## Description of the task:
Please repeat all of the listing exactly.

(Data entries)
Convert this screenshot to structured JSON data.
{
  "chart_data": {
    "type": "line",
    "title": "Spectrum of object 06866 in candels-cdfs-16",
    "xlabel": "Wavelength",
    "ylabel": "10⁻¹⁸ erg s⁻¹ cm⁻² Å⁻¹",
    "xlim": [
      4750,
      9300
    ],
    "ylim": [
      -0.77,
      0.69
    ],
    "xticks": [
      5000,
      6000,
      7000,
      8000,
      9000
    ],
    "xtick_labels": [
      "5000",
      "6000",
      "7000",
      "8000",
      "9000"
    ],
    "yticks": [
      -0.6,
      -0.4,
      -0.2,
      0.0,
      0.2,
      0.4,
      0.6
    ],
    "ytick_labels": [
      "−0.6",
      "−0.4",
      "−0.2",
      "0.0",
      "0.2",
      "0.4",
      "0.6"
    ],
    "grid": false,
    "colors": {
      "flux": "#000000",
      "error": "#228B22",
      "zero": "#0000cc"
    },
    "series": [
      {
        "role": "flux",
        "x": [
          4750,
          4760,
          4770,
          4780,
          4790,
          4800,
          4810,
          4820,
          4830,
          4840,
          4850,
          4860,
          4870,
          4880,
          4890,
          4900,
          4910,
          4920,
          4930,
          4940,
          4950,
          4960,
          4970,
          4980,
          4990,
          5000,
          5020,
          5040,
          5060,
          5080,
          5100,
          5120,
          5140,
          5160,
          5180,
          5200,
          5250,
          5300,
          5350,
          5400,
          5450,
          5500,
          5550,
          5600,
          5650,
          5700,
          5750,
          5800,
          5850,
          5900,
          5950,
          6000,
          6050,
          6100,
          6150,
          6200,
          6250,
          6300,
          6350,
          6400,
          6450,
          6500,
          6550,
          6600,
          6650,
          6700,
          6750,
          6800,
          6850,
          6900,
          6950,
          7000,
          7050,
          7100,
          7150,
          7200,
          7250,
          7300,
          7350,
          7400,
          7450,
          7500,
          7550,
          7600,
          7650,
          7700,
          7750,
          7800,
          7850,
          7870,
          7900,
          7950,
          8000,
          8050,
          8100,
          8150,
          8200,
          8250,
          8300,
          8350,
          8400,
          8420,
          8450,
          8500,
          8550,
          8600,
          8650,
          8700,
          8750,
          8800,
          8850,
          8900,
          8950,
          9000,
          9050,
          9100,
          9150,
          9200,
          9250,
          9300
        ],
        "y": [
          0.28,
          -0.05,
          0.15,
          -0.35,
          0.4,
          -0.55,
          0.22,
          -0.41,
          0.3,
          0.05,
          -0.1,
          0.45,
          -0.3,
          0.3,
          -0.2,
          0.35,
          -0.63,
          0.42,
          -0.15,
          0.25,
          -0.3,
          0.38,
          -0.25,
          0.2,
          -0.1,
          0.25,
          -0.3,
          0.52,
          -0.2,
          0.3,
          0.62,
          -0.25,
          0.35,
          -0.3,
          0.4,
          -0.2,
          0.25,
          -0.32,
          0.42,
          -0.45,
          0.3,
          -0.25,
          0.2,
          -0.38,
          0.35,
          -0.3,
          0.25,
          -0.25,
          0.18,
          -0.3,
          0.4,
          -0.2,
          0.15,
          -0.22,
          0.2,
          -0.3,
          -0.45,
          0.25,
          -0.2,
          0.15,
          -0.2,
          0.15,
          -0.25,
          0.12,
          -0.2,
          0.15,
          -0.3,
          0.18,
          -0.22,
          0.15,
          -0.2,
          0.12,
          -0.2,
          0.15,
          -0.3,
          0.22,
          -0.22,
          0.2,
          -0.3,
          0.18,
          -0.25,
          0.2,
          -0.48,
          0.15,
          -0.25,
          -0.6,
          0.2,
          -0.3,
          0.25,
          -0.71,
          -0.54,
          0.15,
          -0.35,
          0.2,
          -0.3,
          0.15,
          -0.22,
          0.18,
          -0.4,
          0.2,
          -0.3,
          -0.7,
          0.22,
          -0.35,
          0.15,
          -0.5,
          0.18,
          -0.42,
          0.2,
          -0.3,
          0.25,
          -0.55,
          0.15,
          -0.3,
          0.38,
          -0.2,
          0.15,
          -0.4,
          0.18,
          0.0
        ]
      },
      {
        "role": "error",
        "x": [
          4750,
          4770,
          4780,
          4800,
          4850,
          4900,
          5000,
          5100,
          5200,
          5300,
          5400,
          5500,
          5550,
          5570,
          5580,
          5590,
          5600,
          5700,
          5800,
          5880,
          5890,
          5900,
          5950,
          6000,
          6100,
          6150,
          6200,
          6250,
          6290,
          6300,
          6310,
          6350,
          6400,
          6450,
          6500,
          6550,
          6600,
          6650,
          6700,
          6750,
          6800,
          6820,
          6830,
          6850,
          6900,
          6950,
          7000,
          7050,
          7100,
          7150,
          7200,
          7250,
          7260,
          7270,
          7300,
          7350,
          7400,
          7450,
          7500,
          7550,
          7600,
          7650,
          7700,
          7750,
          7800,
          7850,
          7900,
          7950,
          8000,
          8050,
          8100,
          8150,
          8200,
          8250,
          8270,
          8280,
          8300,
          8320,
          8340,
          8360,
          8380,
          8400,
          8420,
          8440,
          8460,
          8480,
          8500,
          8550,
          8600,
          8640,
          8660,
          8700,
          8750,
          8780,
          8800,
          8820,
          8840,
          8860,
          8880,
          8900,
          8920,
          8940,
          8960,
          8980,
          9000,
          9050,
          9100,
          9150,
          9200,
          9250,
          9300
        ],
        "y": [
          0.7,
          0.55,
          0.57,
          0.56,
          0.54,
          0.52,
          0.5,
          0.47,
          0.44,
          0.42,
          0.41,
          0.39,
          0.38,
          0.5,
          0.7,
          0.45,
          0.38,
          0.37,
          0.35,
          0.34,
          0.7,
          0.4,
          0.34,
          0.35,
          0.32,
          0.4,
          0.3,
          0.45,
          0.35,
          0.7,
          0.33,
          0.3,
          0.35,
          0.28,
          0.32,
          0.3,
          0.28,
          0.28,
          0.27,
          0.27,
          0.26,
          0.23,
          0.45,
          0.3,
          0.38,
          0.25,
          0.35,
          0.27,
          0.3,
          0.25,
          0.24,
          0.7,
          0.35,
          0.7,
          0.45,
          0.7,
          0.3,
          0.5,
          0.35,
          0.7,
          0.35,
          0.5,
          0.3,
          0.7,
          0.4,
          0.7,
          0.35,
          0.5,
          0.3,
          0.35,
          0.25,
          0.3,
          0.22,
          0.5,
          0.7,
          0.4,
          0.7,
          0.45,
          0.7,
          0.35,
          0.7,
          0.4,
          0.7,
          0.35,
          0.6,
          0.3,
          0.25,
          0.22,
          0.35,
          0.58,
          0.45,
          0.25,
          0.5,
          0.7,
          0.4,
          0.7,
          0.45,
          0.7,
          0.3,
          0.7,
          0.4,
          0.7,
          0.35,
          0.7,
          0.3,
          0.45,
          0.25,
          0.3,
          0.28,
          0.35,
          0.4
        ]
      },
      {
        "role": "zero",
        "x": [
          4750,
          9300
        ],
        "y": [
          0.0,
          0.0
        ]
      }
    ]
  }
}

## Response:
Convert this screenshot to structured JSON data.
{
  "chart_data": {
    "type": "line",
    "title": "Spectrum of object 06866 in candels-cdfs-16",
    "xlabel": "Wavelength",
    "ylabel": "10⁻¹⁸ erg s⁻¹ cm⁻² Å⁻¹",
    "xlim": [
      4750,
      9300
    ],
    "ylim": [
      -0.77,
      0.69
    ],
    "xticks": [
      5000,
      6000,
      7000,
      8000,
      9000
    ],
    "xtick_labels": [
      "5000",
      "6000",
      "7000",
      "8000",
      "9000"
    ],
    "yticks": [
      -0.6,
      -0.4,
      -0.2,
      0.0,
      0.2,
      0.4,
      0.6
    ],
    "ytick_labels": [
      "−0.6",
      "−0.4",
      "−0.2",
      "0.0",
      "0.2",
      "0.4",
      "0.6"
    ],
    "grid": false,
    "colors": {
      "flux": "#000000",
      "error": "#228B22",
      "zero": "#0000cc"
    },
    "series": [
      {
        "role": "flux",
        "x": [
          4750,
          4760,
          4770,
          4780,
          4790,
          4800,
          4810,
          4820,
          4830,
          4840,
          4850,
          4860,
          4870,
          4880,
          4890,
          4900,
          4910,
          4920,
          4930,
          4940,
          4950,
          4960,
          4970,
          4980,
          4990,
          5000,
          5020,
          5040,
          5060,
          5080,
          5100,
          5120,
          5140,
          5160,
          5180,
          5200,
          5250,
          5300,
          5350,
          5400,
          5450,
          5500,
          5550,
          5600,
          5650,
          5700,
          5750,
          5800,
          5850,
          5900,
          5950,
          6000,
          6050,
          6100,
          6150,
          6200,
          6250,
          6300,
          6350,
          6400,
          6450,
          6500,
          6550,
          6600,
          6650,
          6700,
          6750,
          6800,
          6850,
          6900,
          6950,
          7000,
          7050,
          7100,
          7150,
          7200,
          7250,
          7300,
          7350,
          7400,
          7450,
          7500,
          7550,
          7600,
          7650,
          7700,
          7750,
          7800,
          7850,
          7870,
          7900,
          7950,
          8000,
          8050,
          8100,
          8150,
          8200,
          8250,
          8300,
          8350,
          8400,
          8420,
          8450,
          8500,
          8550,
          8600,
          8650,
          8700,
          8750,
          8800,
          8850,
          8900,
          8950,
          9000,
          9050,
          9100,
          9150,
          9200,
          9250,
          9300
        ],
        "y": [
          0.28,
          -0.05,
          0.15,
          -0.35,
          0.4,
          -0.55,
          0.22,
          -0.41,
          0.3,
          0.05,
          -0.1,
          0.45,
          -0.3,
          0.3,
          -0.2,
          0.35,
          -0.63,
          0.42,
          -0.15,
          0.25,
          -0.3,
          0.38,
          -0.25,
          0.2,
          -0.1,
          0.25,
          -0.3,
          0.52,
          -0.2,
          0.3,
          0.62,
          -0.25,
          0.35,
          -0.3,
          0.4,
          -0.2,
          0.25,
          -0.32,
          0.42,
          -0.45,
          0.3,
          -0.25,
          0.2,
          -0.38,
          0.35,
          -0.3,
          0.25,
          -0.25,
          0.18,
          -0.3,
          0.4,
          -0.2,
          0.15,
          -0.22,
          0.2,
          -0.3,
          -0.45,
          0.25,
          -0.2,
          0.15,
          -0.2,
          0.15,
          -0.25,
          0.12,
          -0.2,
          0.15,
          -0.3,
          0.18,
          -0.22,
          0.15,
          -0.2,
          0.12,
          -0.2,
          0.15,
          -0.3,
          0.22,
          -0.22,
          0.2,
          -0.3,
          0.18,
          -0.25,
          0.2,
          -0.48,
          0.15,
          -0.25,
          -0.6,
          0.2,
          -0.3,
          0.25,
          -0.71,
          -0.54,
          0.15,
          -0.35,
          0.2,
          -0.3,
          0.15,
          -0.22,
          0.18,
          -0.4,
          0.2,
          -0.3,
          -0.7,
          0.22,
          -0.35,
          0.15,
          -0.5,
          0.18,
          -0.42,
          0.2,
          -0.3,
          0.25,
          -0.55,
          0.15,
          -0.3,
          0.38,
          -0.2,
          0.15,
          -0.4,
          0.18,
          0.0
        ]
      },
      {
        "role": "error",
        "x": [
          4750,
          4770,
          4780,
          4800,
          4850,
          4900,
          5000,
          5100,
          5200,
          5300,
          5400,
          5500,
          5550,
          5570,
          5580,
          5590,
          5600,
          5700,
          5800,
          5880,
          5890,
          5900,
          5950,
          6000,
          6100,
          6150,
          6200,
          6250,
          6290,
          6300,
          6310,
          6350,
          6400,
          6450,
          6500,
          6550,
          6600,
          6650,
          6700,
          6750,
          6800,
          6820,
          6830,
          6850,
          6900,
          6950,
          7000,
          7050,
          7100,
          7150,
          7200,
          7250,
          7260,
          7270,
          7300,
          7350,
          7400,
          7450,
          7500,
          7550,
          7600,
          7650,
          7700,
          7750,
          7800,
          7850,
          7900,
          7950,
          8000,
          8050,
          8100,
          8150,
          8200,
          8250,
          8270,
          8280,
          8300,
          8320,
          8340,
          8360,
          8380,
          8400,
          8420,
          8440,
          8460,
          8480,
          8500,
          8550,
          8600,
          8640,
          8660,
          8700,
          8750,
          8780,
          8800,
          8820,
          8840,
          8860,
          8880,
          8900,
          8920,
          8940,
          8960,
          8980,
          9000,
          9050,
          9100,
          9150,
          9200,
          9250,
          9300
        ],
        "y": [
          0.7,
          0.55,
          0.57,
          0.56,
          0.54,
          0.52,
          0.5,
          0.47,
          0.44,
          0.42,
          0.41,
          0.39,
          0.38,
          0.5,
          0.7,
          0.45,
          0.38,
          0.37,
          0.35,
          0.34,
          0.7,
          0.4,
          0.34,
          0.35,
          0.32,
          0.4,
          0.3,
          0.45,
          0.35,
          0.7,
          0.33,
          0.3,
          0.35,
          0.28,
          0.32,
          0.3,
          0.28,
          0.28,
          0.27,
          0.27,
          0.26,
          0.23,
          0.45,
          0.3,
          0.38,
          0.25,
          0.35,
          0.27,
          0.3,
          0.25,
          0.24,
          0.7,
          0.35,
          0.7,
          0.45,
          0.7,
          0.3,
          0.5,
          0.35,
          0.7,
          0.35,
          0.5,
          0.3,
          0.7,
          0.4,
          0.7,
          0.35,
          0.5,
          0.3,
          0.35,
          0.25,
          0.3,
          0.22,
          0.5,
          0.7,
          0.4,
          0.7,
          0.45,
          0.7,
          0.35,
          0.7,
          0.4,
          0.7,
          0.35,
          0.6,
          0.3,
          0.25,
          0.22,
          0.35,
          0.58,
          0.45,
          0.25,
          0.5,
          0.7,
          0.4,
          0.7,
          0.45,
          0.7,
          0.3,
          0.7,
          0.4,
          0.7,
          0.35,
          0.7,
          0.3,
          0.45,
          0.25,
          0.3,
          0.28,
          0.35,
          0.4
        ]
      },
      {
        "role": "zero",
        "x": [
          4750,
          9300
        ],
        "y": [
          0.0,
          0.0
        ]
      }
    ]
  }
}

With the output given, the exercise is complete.